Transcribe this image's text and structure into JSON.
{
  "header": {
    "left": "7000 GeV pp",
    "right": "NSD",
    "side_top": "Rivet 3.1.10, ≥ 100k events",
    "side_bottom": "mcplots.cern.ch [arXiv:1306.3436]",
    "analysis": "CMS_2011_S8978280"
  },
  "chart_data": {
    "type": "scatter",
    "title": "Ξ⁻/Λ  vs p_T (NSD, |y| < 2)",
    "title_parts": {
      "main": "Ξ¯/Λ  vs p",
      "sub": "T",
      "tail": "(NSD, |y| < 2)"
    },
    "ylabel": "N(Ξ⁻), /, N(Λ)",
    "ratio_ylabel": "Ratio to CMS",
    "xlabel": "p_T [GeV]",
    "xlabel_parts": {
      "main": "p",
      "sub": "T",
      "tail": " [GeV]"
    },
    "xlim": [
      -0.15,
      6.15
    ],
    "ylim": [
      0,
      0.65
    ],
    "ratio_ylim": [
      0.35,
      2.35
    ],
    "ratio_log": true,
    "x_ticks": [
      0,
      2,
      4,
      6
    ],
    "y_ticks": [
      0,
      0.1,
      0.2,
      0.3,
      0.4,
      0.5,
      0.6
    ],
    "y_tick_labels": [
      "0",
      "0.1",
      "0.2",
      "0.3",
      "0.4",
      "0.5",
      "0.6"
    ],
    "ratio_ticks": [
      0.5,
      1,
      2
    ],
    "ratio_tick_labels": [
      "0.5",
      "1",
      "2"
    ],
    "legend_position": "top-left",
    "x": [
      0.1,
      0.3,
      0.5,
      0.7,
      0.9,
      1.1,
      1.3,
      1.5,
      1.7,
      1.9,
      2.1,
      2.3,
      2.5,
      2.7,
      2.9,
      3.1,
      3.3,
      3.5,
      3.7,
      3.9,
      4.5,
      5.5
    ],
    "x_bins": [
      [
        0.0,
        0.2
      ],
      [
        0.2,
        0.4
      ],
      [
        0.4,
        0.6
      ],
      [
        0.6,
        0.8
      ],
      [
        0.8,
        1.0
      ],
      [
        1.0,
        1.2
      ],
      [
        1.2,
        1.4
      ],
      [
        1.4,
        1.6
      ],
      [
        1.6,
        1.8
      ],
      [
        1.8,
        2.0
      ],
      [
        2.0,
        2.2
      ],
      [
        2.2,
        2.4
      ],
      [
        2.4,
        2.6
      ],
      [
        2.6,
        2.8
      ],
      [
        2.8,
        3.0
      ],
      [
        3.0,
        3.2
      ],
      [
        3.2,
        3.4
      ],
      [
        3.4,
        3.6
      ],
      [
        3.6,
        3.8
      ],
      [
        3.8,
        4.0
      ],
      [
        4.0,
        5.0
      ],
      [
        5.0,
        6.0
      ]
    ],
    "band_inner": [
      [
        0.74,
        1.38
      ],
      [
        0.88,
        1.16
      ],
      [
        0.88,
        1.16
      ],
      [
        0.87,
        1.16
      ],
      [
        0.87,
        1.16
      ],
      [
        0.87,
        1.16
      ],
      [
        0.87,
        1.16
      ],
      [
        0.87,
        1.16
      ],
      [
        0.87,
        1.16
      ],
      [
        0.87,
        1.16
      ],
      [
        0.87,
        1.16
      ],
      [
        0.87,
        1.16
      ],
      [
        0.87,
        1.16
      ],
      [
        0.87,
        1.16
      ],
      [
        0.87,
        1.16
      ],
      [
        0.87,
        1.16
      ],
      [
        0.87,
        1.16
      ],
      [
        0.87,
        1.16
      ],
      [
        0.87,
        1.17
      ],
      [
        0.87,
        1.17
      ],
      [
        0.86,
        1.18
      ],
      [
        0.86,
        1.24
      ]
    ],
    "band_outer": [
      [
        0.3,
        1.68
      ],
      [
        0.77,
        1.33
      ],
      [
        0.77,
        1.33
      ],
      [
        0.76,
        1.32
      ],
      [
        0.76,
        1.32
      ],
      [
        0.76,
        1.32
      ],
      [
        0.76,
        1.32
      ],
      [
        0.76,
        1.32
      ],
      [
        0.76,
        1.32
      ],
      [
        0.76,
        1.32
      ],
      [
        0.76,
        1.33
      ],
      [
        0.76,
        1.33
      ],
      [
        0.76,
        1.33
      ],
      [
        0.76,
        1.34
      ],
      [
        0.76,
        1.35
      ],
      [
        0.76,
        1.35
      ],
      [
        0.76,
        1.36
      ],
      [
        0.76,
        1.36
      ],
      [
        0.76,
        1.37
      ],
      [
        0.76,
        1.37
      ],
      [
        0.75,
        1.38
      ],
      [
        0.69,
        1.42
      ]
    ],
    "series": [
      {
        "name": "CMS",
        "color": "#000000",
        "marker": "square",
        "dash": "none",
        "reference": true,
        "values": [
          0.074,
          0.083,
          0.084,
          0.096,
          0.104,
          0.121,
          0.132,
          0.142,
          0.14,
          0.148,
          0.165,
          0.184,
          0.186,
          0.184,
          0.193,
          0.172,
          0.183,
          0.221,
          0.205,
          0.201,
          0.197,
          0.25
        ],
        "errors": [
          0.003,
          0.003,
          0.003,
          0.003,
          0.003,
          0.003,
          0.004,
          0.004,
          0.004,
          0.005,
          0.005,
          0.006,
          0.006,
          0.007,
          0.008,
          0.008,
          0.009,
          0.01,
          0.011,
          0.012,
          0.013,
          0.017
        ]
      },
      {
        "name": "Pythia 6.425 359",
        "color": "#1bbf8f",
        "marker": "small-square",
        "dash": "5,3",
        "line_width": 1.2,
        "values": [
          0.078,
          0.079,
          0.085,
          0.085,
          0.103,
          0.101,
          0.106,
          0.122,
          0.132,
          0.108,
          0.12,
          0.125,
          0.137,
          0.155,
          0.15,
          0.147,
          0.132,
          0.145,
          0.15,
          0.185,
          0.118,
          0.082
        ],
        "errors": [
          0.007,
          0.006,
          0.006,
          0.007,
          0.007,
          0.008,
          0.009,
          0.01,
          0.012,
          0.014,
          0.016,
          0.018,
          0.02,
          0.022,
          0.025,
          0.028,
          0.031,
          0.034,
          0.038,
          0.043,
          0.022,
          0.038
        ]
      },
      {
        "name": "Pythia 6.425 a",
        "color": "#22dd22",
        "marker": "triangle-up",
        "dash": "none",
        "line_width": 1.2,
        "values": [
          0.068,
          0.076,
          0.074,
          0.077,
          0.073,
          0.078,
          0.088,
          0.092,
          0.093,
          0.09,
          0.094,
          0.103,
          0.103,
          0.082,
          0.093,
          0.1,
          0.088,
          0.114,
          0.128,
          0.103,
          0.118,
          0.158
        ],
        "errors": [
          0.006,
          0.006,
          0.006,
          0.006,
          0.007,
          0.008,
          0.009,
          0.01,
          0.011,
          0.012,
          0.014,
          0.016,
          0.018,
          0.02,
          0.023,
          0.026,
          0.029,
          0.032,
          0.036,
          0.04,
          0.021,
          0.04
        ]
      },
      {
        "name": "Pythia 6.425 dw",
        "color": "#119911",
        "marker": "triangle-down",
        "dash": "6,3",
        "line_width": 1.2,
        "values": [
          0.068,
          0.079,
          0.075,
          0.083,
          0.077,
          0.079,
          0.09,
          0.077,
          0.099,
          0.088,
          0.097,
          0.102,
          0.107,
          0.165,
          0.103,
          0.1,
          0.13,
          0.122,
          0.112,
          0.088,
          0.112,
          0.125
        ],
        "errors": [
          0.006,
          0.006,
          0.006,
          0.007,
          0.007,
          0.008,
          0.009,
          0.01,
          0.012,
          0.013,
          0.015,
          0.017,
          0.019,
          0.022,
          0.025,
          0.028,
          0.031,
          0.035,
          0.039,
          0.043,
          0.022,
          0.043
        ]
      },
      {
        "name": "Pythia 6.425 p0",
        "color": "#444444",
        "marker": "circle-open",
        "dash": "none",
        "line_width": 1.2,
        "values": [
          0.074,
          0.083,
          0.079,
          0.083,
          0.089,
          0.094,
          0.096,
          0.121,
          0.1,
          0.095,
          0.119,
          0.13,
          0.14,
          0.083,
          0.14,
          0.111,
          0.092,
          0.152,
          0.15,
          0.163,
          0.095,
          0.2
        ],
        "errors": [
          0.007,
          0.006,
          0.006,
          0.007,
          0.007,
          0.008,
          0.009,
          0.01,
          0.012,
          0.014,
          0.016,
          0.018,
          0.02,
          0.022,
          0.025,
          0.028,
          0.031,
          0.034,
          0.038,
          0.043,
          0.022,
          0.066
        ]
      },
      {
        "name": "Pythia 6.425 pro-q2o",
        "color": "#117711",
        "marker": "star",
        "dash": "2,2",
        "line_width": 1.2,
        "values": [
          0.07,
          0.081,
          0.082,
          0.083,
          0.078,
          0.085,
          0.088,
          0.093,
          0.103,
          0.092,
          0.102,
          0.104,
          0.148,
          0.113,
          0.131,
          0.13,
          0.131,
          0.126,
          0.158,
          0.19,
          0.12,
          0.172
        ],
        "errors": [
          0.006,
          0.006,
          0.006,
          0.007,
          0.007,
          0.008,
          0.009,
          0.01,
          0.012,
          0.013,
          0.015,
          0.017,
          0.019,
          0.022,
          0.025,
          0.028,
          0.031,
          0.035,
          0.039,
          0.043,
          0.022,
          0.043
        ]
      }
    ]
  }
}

^^^^

▶ **REQUIREMENT**: Where a line above holds the string "triangle", show that line.

▶ **SOLVED PROBLEM**:
        "marker": "triangle-up",
        "marker": "triangle-down",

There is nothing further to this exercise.